(What needs to be done): Repeat each line of the material exactly.

Data records:
####################

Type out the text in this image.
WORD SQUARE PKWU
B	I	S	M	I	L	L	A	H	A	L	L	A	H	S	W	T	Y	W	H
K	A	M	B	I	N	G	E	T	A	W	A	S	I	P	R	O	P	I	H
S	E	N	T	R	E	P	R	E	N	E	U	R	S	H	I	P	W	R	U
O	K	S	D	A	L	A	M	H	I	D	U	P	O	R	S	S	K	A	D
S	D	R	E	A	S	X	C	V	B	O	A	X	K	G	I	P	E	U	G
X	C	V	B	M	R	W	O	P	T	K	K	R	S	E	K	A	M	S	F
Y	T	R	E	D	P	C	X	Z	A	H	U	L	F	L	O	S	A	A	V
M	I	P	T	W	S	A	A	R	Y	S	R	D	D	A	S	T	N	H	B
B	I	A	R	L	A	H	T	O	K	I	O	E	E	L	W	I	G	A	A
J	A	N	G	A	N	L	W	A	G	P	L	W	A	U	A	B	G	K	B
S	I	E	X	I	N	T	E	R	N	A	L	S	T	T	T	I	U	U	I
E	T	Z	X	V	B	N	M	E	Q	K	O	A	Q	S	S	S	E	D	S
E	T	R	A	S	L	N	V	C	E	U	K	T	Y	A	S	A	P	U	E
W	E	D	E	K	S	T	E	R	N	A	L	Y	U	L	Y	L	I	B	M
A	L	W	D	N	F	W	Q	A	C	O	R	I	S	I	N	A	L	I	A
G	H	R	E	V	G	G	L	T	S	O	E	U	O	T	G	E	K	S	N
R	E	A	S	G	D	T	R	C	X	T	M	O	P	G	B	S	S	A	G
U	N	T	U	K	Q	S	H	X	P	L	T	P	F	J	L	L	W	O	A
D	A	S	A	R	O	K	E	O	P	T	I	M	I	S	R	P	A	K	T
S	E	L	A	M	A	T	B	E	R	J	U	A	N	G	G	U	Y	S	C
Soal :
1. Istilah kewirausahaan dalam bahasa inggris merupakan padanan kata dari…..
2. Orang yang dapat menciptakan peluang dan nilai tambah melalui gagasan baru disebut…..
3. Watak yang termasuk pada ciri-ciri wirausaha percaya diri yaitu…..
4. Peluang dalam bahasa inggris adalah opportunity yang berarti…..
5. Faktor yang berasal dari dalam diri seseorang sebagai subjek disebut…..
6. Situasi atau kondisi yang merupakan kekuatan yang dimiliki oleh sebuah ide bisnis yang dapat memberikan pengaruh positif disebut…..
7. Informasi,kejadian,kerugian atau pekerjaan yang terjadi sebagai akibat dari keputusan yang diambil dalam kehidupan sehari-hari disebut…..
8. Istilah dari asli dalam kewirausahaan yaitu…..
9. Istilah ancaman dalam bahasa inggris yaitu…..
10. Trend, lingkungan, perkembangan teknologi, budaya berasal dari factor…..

####################

(Complete output):
Type out the text in this image.
WORD SQUARE PKWU
B	I	S	M	I	L	L	A	H	A	L	L	A	H	S	W	T	Y	W	H
K	A	M	B	I	N	G	E	T	A	W	A	S	I	P	R	O	P	I	H
S	E	N	T	R	E	P	R	E	N	E	U	R	S	H	I	P	W	R	U
O	K	S	D	A	L	A	M	H	I	D	U	P	O	R	S	S	K	A	D
S	D	R	E	A	S	X	C	V	B	O	A	X	K	G	I	P	E	U	G
X	C	V	B	M	R	W	O	P	T	K	K	R	S	E	K	A	M	S	F
Y	T	R	E	D	P	C	X	Z	A	H	U	L	F	L	O	S	A	A	V
M	I	P	T	W	S	A	A	R	Y	S	R	D	D	A	S	T	N	H	B
B	I	A	R	L	A	H	T	O	K	I	O	E	E	L	W	I	G	A	A
J	A	N	G	A	N	L	W	A	G	P	L	W	A	U	A	B	G	K	B
S	I	E	X	I	N	T	E	R	N	A	L	S	T	T	T	I	U	U	I
E	T	Z	X	V	B	N	M	E	Q	K	O	A	Q	S	S	S	E	D	S
E	T	R	A	S	L	N	V	C	E	U	K	T	Y	A	S	A	P	U	E
W	E	D	E	K	S	T	E	R	N	A	L	Y	U	L	Y	L	I	B	M
A	L	W	D	N	F	W	Q	A	C	O	R	I	S	I	N	A	L	I	A
G	H	R	E	V	G	G	L	T	S	O	E	U	O	T	G	E	K	S	N
R	E	A	S	G	D	T	R	C	X	T	M	O	P	G	B	S	S	A	G
U	N	T	U	K	Q	S	H	X	P	L	T	P	F	J	L	L	W	O	A
D	A	S	A	R	O	K	E	O	P	T	I	M	I	S	R	P	A	K	T
S	E	L	A	M	A	T	B	E	R	J	U	A	N	G	G	U	Y	S	C
Soal :
1. Istilah kewirausahaan dalam bahasa inggris merupakan padanan kata dari…..
2. Orang yang dapat menciptakan peluang dan nilai tambah melalui gagasan baru disebut…..
3. Watak yang termasuk pada ciri-ciri wirausaha percaya diri yaitu…..
4. Peluang dalam bahasa inggris adalah opportunity yang berarti…..
5. Faktor yang berasal dari dalam diri seseorang sebagai subjek disebut…..
6. Situasi atau kondisi yang merupakan kekuatan yang dimiliki oleh sebuah ide bisnis yang dapat memberikan pengaruh positif disebut…..
7. Informasi,kejadian,kerugian atau pekerjaan yang terjadi sebagai akibat dari keputusan yang diambil dalam kehidupan sehari-hari disebut…..
8. Istilah dari asli dalam kewirausahaan yaitu…..
9. Istilah ancaman dalam bahasa inggris yaitu…..
10. Trend, lingkungan, perkembangan teknologi, budaya berasal dari factor…..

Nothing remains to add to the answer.